Excerpts from a figure dataset
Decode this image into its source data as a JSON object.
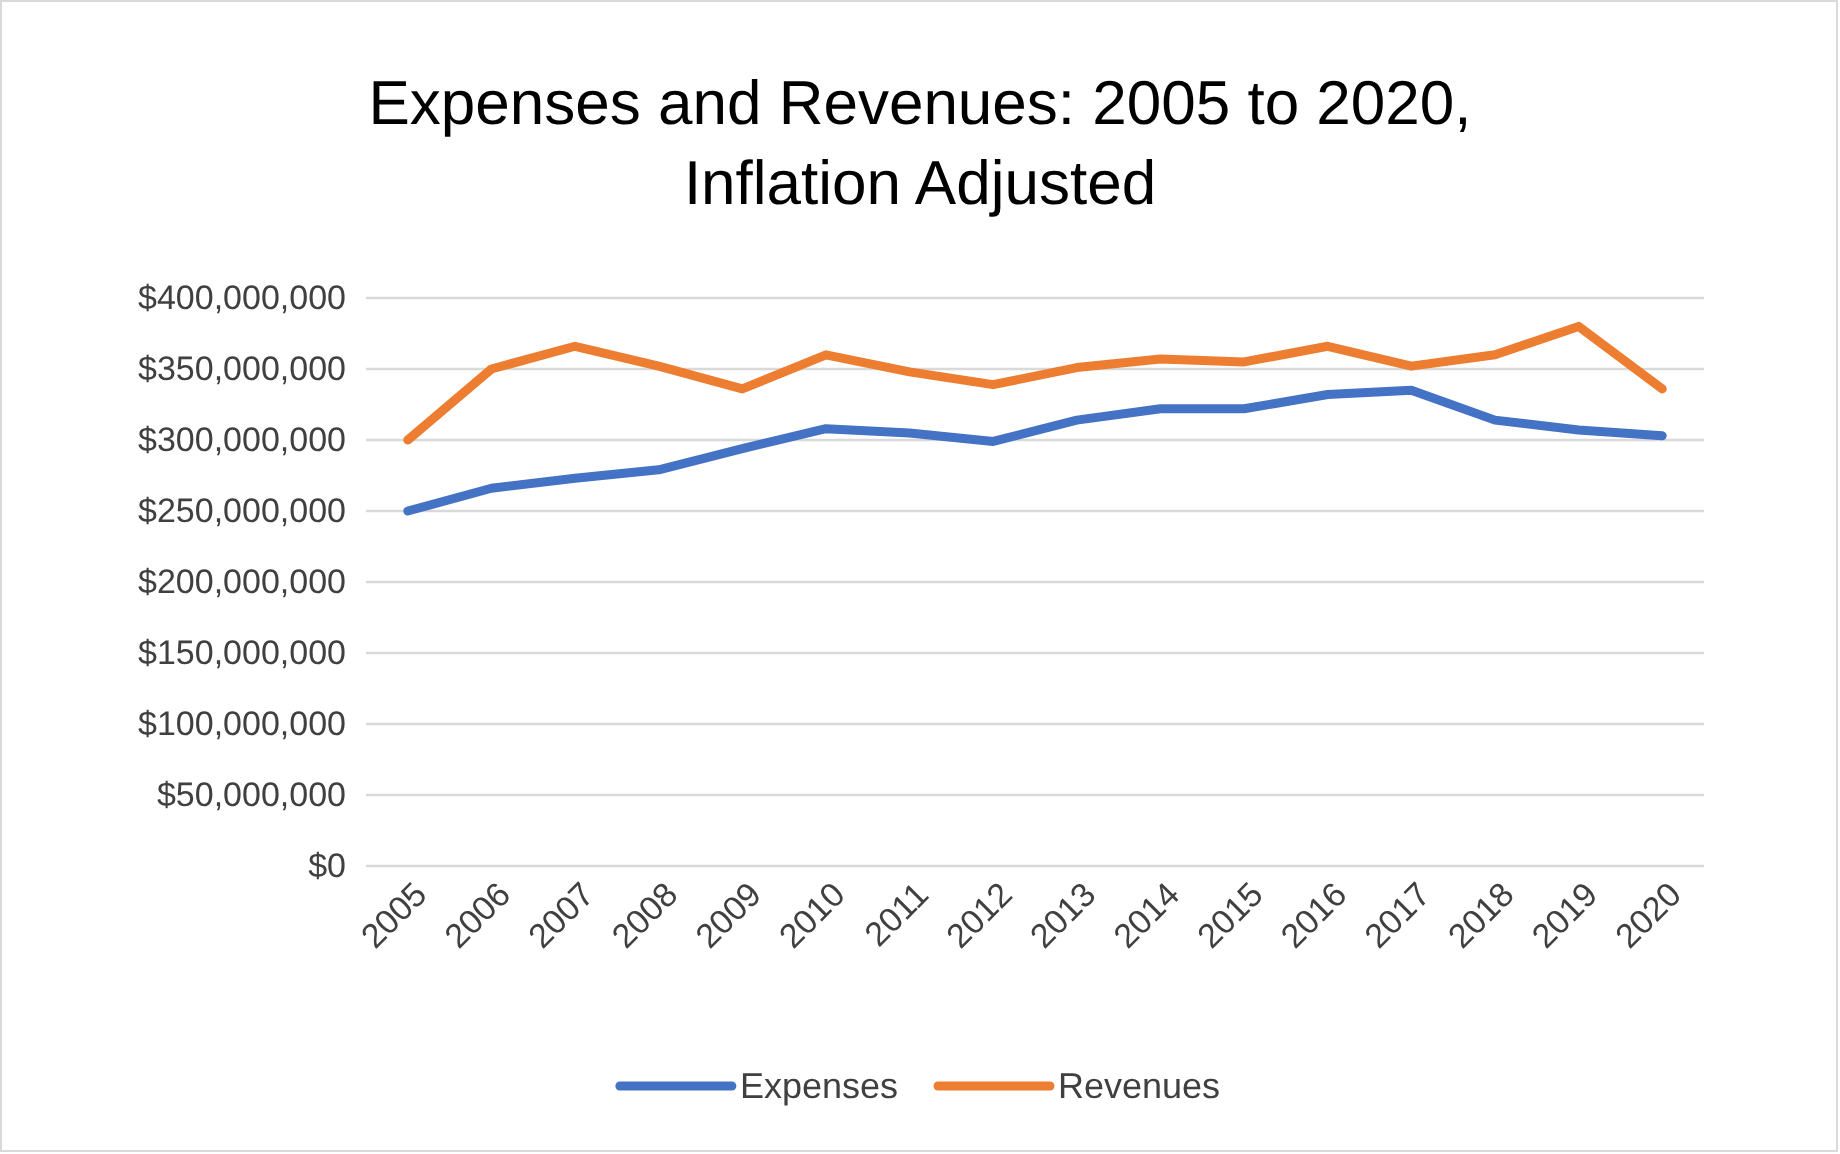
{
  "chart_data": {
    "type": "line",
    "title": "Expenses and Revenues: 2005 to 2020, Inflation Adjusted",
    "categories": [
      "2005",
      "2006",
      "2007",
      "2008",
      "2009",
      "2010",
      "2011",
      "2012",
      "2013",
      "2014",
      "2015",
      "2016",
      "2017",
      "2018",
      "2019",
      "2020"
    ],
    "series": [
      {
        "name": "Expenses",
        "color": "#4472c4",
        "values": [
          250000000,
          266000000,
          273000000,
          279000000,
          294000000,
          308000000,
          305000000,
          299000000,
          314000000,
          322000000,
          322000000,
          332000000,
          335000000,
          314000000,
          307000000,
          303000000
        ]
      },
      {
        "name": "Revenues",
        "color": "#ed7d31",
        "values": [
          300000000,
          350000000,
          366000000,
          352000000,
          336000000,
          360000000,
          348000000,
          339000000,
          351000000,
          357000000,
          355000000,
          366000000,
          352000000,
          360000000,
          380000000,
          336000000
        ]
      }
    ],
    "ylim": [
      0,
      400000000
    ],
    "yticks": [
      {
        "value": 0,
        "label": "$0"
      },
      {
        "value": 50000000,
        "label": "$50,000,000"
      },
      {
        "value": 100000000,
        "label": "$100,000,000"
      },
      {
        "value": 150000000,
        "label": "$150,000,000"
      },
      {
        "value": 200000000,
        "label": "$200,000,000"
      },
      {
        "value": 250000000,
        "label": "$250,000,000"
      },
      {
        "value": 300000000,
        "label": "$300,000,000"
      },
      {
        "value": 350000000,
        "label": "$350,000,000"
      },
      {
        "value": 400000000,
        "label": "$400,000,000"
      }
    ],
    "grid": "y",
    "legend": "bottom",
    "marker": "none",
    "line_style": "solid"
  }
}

** Aim of the task **
Repeat the entries exactly and keep the pictures out of the copy.

** Exercise solution **
Decode this image into its source data as a JSON object.
{
  "chart_data": {
    "type": "line",
    "title": "Expenses and Revenues: 2005 to 2020, Inflation Adjusted",
    "categories": [
      "2005",
      "2006",
      "2007",
      "2008",
      "2009",
      "2010",
      "2011",
      "2012",
      "2013",
      "2014",
      "2015",
      "2016",
      "2017",
      "2018",
      "2019",
      "2020"
    ],
    "series": [
      {
        "name": "Expenses",
        "color": "#4472c4",
        "values": [
          250000000,
          266000000,
          273000000,
          279000000,
          294000000,
          308000000,
          305000000,
          299000000,
          314000000,
          322000000,
          322000000,
          332000000,
          335000000,
          314000000,
          307000000,
          303000000
        ]
      },
      {
        "name": "Revenues",
        "color": "#ed7d31",
        "values": [
          300000000,
          350000000,
          366000000,
          352000000,
          336000000,
          360000000,
          348000000,
          339000000,
          351000000,
          357000000,
          355000000,
          366000000,
          352000000,
          360000000,
          380000000,
          336000000
        ]
      }
    ],
    "ylim": [
      0,
      400000000
    ],
    "yticks": [
      {
        "value": 0,
        "label": "$0"
      },
      {
        "value": 50000000,
        "label": "$50,000,000"
      },
      {
        "value": 100000000,
        "label": "$100,000,000"
      },
      {
        "value": 150000000,
        "label": "$150,000,000"
      },
      {
        "value": 200000000,
        "label": "$200,000,000"
      },
      {
        "value": 250000000,
        "label": "$250,000,000"
      },
      {
        "value": 300000000,
        "label": "$300,000,000"
      },
      {
        "value": 350000000,
        "label": "$350,000,000"
      },
      {
        "value": 400000000,
        "label": "$400,000,000"
      }
    ],
    "grid": "y",
    "legend": "bottom",
    "marker": "none",
    "line_style": "solid"
  }
}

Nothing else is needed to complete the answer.